Return each line of the listing below, unchanged, and omit the images.

===== Provided data

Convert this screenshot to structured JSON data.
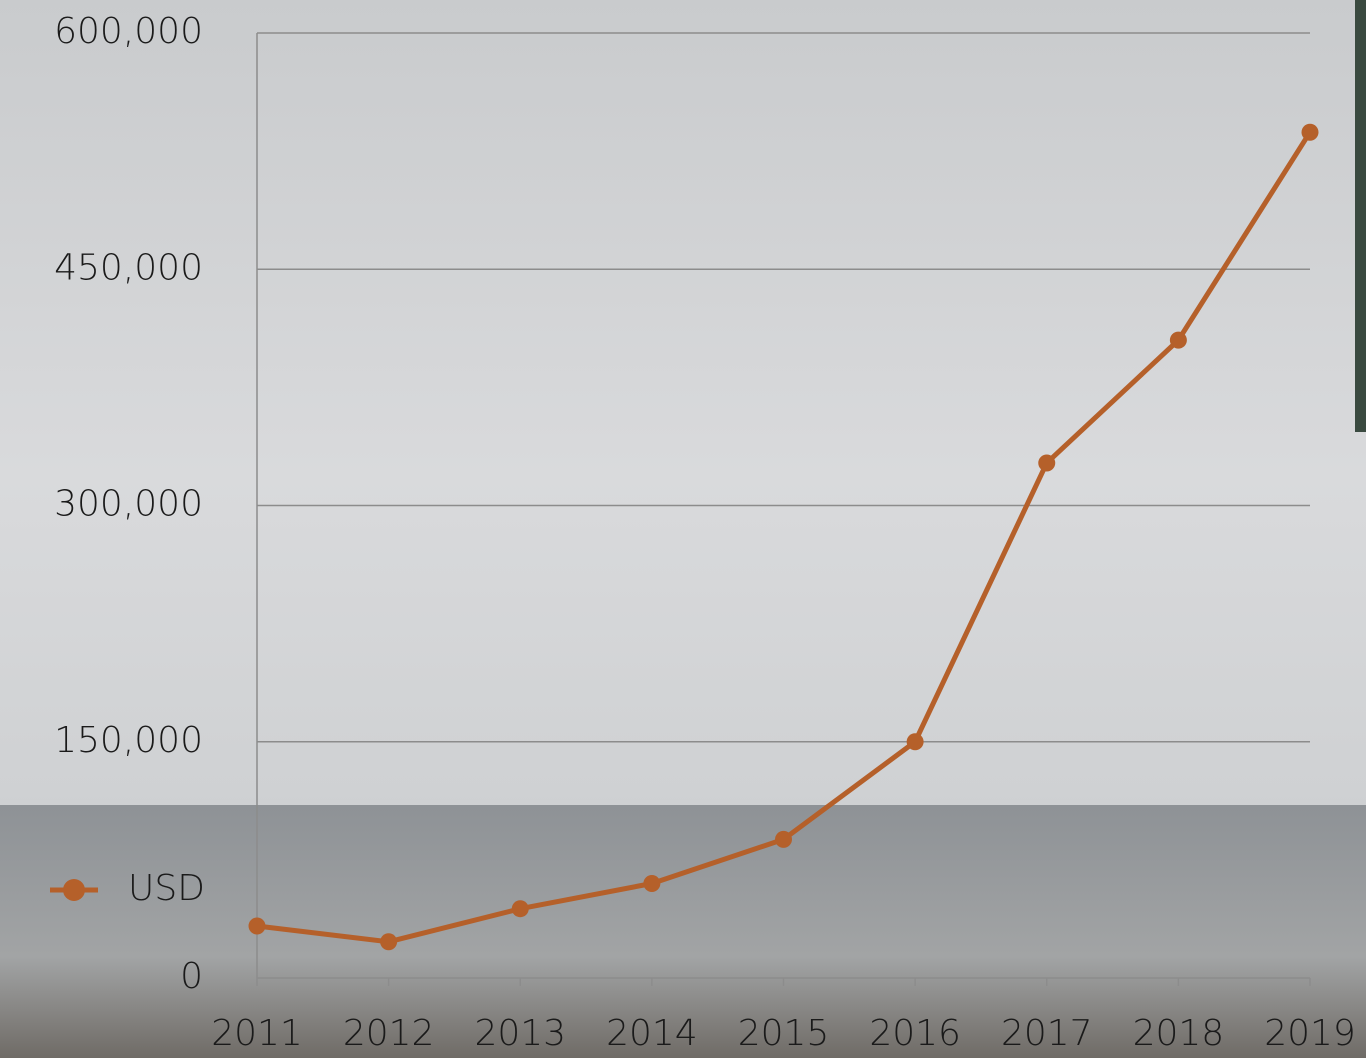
{
  "chart_data": {
    "type": "line",
    "categories": [
      "2011",
      "2012",
      "2013",
      "2014",
      "2015",
      "2016",
      "2017",
      "2018",
      "2019"
    ],
    "series": [
      {
        "name": "USD",
        "color": "#b5602a",
        "values": [
          33000,
          23000,
          44000,
          60000,
          88000,
          150000,
          327000,
          405000,
          537000
        ]
      }
    ],
    "ylim": [
      0,
      600000
    ],
    "yticks": [
      0,
      {
        "value": 150000,
        "label": "150,000"
      },
      {
        "value": 300000,
        "label": "300,000"
      },
      {
        "value": 450000,
        "label": "450,000"
      },
      {
        "value": 600000,
        "label": "600,000"
      }
    ],
    "grid": true,
    "legend": "bottom-left"
  }
}
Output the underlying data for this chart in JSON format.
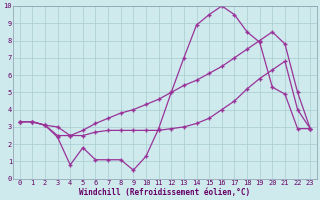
{
  "xlabel": "Windchill (Refroidissement éolien,°C)",
  "xlim": [
    -0.5,
    23.5
  ],
  "ylim": [
    0,
    10
  ],
  "xticks": [
    0,
    1,
    2,
    3,
    4,
    5,
    6,
    7,
    8,
    9,
    10,
    11,
    12,
    13,
    14,
    15,
    16,
    17,
    18,
    19,
    20,
    21,
    22,
    23
  ],
  "yticks": [
    0,
    1,
    2,
    3,
    4,
    5,
    6,
    7,
    8,
    9,
    10
  ],
  "bg_color": "#ceeaed",
  "line_color": "#993399",
  "grid_color": "#a8cdd0",
  "series1_x": [
    0,
    1,
    2,
    3,
    4,
    5,
    6,
    7,
    8,
    9,
    10,
    11,
    12,
    13,
    14,
    15,
    16,
    17,
    18,
    19,
    20,
    21,
    22,
    23
  ],
  "series1_y": [
    3.3,
    3.3,
    3.1,
    2.4,
    0.8,
    1.8,
    1.1,
    1.1,
    1.1,
    0.5,
    1.3,
    2.9,
    5.0,
    7.0,
    8.9,
    9.5,
    10.0,
    9.5,
    8.5,
    7.9,
    5.3,
    4.9,
    2.9,
    2.9
  ],
  "series2_x": [
    0,
    1,
    2,
    3,
    4,
    5,
    6,
    7,
    8,
    9,
    10,
    11,
    12,
    13,
    14,
    15,
    16,
    17,
    18,
    19,
    20,
    21,
    22,
    23
  ],
  "series2_y": [
    3.3,
    3.3,
    3.1,
    3.0,
    2.5,
    2.8,
    3.2,
    3.5,
    3.8,
    4.0,
    4.3,
    4.6,
    5.0,
    5.4,
    5.7,
    6.1,
    6.5,
    7.0,
    7.5,
    8.0,
    8.5,
    7.8,
    5.0,
    2.9
  ],
  "series3_x": [
    0,
    1,
    2,
    3,
    4,
    5,
    6,
    7,
    8,
    9,
    10,
    11,
    12,
    13,
    14,
    15,
    16,
    17,
    18,
    19,
    20,
    21,
    22,
    23
  ],
  "series3_y": [
    3.3,
    3.3,
    3.1,
    2.5,
    2.5,
    2.5,
    2.7,
    2.8,
    2.8,
    2.8,
    2.8,
    2.8,
    2.9,
    3.0,
    3.2,
    3.5,
    4.0,
    4.5,
    5.2,
    5.8,
    6.3,
    6.8,
    4.0,
    2.9
  ]
}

==========

# Exercise response:
Convert this screenshot to structured JSON data.
{
  "chart_data": {
    "type": "line",
    "categories": [
      "2011",
      "2012",
      "2013",
      "2014",
      "2015",
      "2016",
      "2017",
      "2018",
      "2019"
    ],
    "series": [
      {
        "name": "USD",
        "color": "#b5602a",
        "values": [
          33000,
          23000,
          44000,
          60000,
          88000,
          150000,
          327000,
          405000,
          537000
        ]
      }
    ],
    "ylim": [
      0,
      600000
    ],
    "yticks": [
      0,
      {
        "value": 150000,
        "label": "150,000"
      },
      {
        "value": 300000,
        "label": "300,000"
      },
      {
        "value": 450000,
        "label": "450,000"
      },
      {
        "value": 600000,
        "label": "600,000"
      }
    ],
    "grid": true,
    "legend": "bottom-left"
  }
}
Output the underlying data for this chart in JSON format.
{
  "xlabel": "Windchill (Refroidissement éolien,°C)",
  "xlim": [
    -0.5,
    23.5
  ],
  "ylim": [
    0,
    10
  ],
  "xticks": [
    0,
    1,
    2,
    3,
    4,
    5,
    6,
    7,
    8,
    9,
    10,
    11,
    12,
    13,
    14,
    15,
    16,
    17,
    18,
    19,
    20,
    21,
    22,
    23
  ],
  "yticks": [
    0,
    1,
    2,
    3,
    4,
    5,
    6,
    7,
    8,
    9,
    10
  ],
  "bg_color": "#ceeaed",
  "line_color": "#993399",
  "grid_color": "#a8cdd0",
  "series1_x": [
    0,
    1,
    2,
    3,
    4,
    5,
    6,
    7,
    8,
    9,
    10,
    11,
    12,
    13,
    14,
    15,
    16,
    17,
    18,
    19,
    20,
    21,
    22,
    23
  ],
  "series1_y": [
    3.3,
    3.3,
    3.1,
    2.4,
    0.8,
    1.8,
    1.1,
    1.1,
    1.1,
    0.5,
    1.3,
    2.9,
    5.0,
    7.0,
    8.9,
    9.5,
    10.0,
    9.5,
    8.5,
    7.9,
    5.3,
    4.9,
    2.9,
    2.9
  ],
  "series2_x": [
    0,
    1,
    2,
    3,
    4,
    5,
    6,
    7,
    8,
    9,
    10,
    11,
    12,
    13,
    14,
    15,
    16,
    17,
    18,
    19,
    20,
    21,
    22,
    23
  ],
  "series2_y": [
    3.3,
    3.3,
    3.1,
    3.0,
    2.5,
    2.8,
    3.2,
    3.5,
    3.8,
    4.0,
    4.3,
    4.6,
    5.0,
    5.4,
    5.7,
    6.1,
    6.5,
    7.0,
    7.5,
    8.0,
    8.5,
    7.8,
    5.0,
    2.9
  ],
  "series3_x": [
    0,
    1,
    2,
    3,
    4,
    5,
    6,
    7,
    8,
    9,
    10,
    11,
    12,
    13,
    14,
    15,
    16,
    17,
    18,
    19,
    20,
    21,
    22,
    23
  ],
  "series3_y": [
    3.3,
    3.3,
    3.1,
    2.5,
    2.5,
    2.5,
    2.7,
    2.8,
    2.8,
    2.8,
    2.8,
    2.8,
    2.9,
    3.0,
    3.2,
    3.5,
    4.0,
    4.5,
    5.2,
    5.8,
    6.3,
    6.8,
    4.0,
    2.9
  ]
}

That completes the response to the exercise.